● Task details: Pull out every line containing the string "rtai".

◆ ◆ ◆

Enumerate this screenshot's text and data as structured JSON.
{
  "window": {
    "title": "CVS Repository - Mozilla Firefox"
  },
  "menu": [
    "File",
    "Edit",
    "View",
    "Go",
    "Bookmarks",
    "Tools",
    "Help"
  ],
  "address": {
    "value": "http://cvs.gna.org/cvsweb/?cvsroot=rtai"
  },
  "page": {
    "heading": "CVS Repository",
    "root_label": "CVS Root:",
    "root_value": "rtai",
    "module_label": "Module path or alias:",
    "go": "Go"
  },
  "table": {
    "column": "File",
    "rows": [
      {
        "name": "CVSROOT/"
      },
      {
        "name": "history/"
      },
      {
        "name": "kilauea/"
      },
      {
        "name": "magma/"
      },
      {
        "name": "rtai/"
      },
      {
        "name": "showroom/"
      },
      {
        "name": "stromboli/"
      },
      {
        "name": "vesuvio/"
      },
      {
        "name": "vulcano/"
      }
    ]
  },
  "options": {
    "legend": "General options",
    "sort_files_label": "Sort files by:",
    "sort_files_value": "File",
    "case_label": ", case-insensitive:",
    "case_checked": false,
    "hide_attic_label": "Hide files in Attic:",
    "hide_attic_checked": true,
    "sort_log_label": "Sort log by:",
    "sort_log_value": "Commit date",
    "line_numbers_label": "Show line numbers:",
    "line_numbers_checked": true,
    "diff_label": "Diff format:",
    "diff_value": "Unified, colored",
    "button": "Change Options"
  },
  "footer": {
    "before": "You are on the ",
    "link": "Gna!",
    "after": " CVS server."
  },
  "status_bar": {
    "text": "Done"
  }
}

◆ ◆ ◆

● The answer:
    "value": "http://cvs.gna.org/cvsweb/?cvsroot=rtai"
    "root_value": "rtai",
        "name": "rtai/"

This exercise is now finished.